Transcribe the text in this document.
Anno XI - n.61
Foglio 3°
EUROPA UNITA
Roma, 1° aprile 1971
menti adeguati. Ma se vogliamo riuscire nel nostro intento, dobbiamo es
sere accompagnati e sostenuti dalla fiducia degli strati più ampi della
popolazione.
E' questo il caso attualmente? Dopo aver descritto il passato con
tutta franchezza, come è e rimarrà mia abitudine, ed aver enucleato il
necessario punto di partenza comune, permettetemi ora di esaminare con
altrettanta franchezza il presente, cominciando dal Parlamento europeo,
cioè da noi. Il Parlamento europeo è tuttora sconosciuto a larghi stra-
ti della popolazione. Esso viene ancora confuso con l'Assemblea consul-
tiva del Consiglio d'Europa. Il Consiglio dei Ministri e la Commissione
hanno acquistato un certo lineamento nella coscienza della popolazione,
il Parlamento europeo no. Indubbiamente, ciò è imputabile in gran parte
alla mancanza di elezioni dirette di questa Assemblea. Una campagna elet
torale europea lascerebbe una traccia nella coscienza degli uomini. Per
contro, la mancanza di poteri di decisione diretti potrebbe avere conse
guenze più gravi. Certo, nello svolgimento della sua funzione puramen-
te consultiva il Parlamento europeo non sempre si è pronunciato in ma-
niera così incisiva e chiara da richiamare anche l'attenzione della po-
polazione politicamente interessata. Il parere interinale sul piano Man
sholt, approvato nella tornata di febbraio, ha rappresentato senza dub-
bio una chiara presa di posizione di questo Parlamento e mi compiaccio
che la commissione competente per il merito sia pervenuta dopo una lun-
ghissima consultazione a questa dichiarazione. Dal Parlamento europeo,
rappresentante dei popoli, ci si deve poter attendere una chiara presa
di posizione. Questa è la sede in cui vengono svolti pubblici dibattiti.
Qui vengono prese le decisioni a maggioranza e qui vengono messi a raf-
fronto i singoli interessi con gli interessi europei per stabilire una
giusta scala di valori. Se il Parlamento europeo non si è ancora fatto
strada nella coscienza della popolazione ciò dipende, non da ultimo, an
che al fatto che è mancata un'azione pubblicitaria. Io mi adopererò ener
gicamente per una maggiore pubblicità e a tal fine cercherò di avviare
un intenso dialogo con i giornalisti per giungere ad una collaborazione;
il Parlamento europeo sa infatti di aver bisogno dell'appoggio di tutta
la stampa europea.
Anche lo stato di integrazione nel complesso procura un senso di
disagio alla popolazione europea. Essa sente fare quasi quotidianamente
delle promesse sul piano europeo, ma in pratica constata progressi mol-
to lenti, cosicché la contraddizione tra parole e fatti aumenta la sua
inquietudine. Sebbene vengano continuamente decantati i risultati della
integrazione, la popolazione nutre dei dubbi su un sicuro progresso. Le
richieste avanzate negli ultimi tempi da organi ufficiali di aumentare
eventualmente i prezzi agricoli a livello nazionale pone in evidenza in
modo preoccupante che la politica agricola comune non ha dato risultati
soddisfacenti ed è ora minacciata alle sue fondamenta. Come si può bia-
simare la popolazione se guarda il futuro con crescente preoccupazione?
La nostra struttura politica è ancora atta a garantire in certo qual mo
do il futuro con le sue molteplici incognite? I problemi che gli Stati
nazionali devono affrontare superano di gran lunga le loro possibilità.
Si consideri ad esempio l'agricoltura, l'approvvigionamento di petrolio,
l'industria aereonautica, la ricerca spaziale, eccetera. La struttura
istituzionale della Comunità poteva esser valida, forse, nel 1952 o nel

Problem: Check each line of the data above for the string "tutta", then report how many lines have it, with no other words.

Result of the exercise: 2